_PROBLEM REQUIREMENTS_. Copy every record verbatim. Leave the pictures out.

_SUPPLIED MATERIAL_.
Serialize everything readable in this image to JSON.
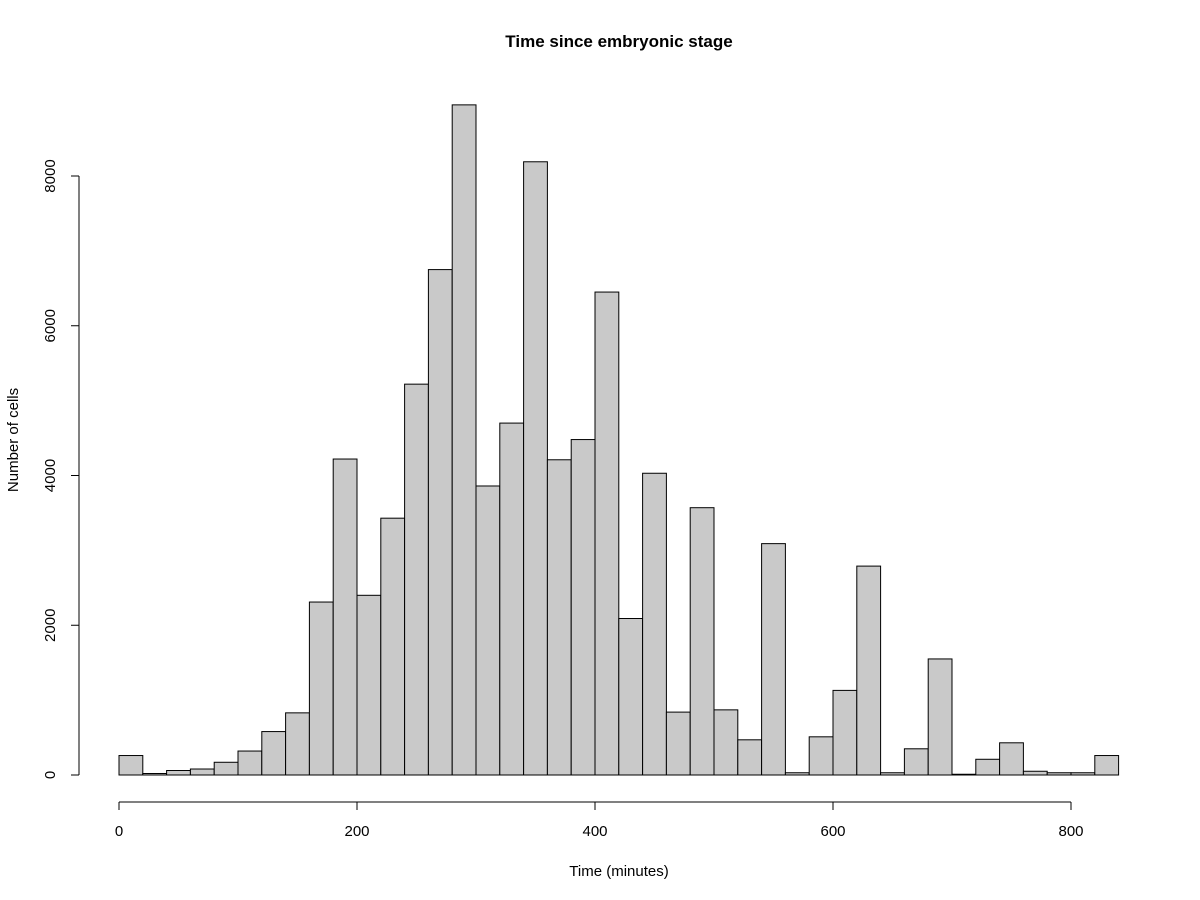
{
  "chart_data": {
    "type": "bar",
    "title": "Time since embryonic stage",
    "xlabel": "Time (minutes)",
    "ylabel": "Number of cells",
    "xlim": [
      0,
      840
    ],
    "ylim": [
      0,
      9000
    ],
    "xticks": [
      "0",
      "200",
      "400",
      "600",
      "800"
    ],
    "yticks": [
      "0",
      "2000",
      "4000",
      "6000",
      "8000"
    ],
    "bin_width": 20,
    "bin_start": 0,
    "values": [
      260,
      20,
      60,
      80,
      170,
      320,
      580,
      830,
      2310,
      4220,
      2400,
      3430,
      5220,
      6750,
      8950,
      3860,
      4700,
      8190,
      4210,
      4480,
      6450,
      2090,
      4030,
      840,
      3570,
      870,
      470,
      3090,
      30,
      510,
      1130,
      2790,
      30,
      350,
      1550,
      10,
      210,
      430,
      50,
      30,
      30,
      260
    ],
    "grid": false,
    "legend": "none",
    "bar_color": "#c9c9c9"
  }
}
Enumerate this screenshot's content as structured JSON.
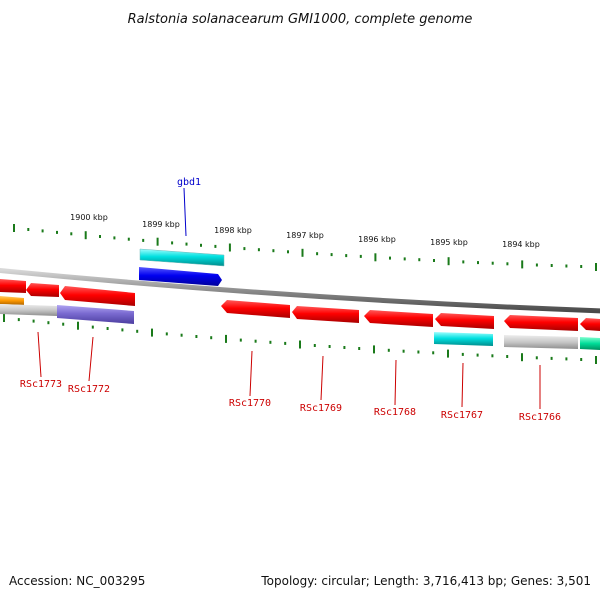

_TASK RESULT_.
Serialize everything readable in this image to JSON.
{
  "chart_data": {
    "type": "bar",
    "title": "Time since embryonic stage",
    "xlabel": "Time (minutes)",
    "ylabel": "Number of cells",
    "xlim": [
      0,
      840
    ],
    "ylim": [
      0,
      9000
    ],
    "xticks": [
      "0",
      "200",
      "400",
      "600",
      "800"
    ],
    "yticks": [
      "0",
      "2000",
      "4000",
      "6000",
      "8000"
    ],
    "bin_width": 20,
    "bin_start": 0,
    "values": [
      260,
      20,
      60,
      80,
      170,
      320,
      580,
      830,
      2310,
      4220,
      2400,
      3430,
      5220,
      6750,
      8950,
      3860,
      4700,
      8190,
      4210,
      4480,
      6450,
      2090,
      4030,
      840,
      3570,
      870,
      470,
      3090,
      30,
      510,
      1130,
      2790,
      30,
      350,
      1550,
      10,
      210,
      430,
      50,
      30,
      30,
      260
    ],
    "grid": false,
    "legend": "none",
    "bar_color": "#c9c9c9"
  }
}
Enumerate this screenshot's content as structured JSON.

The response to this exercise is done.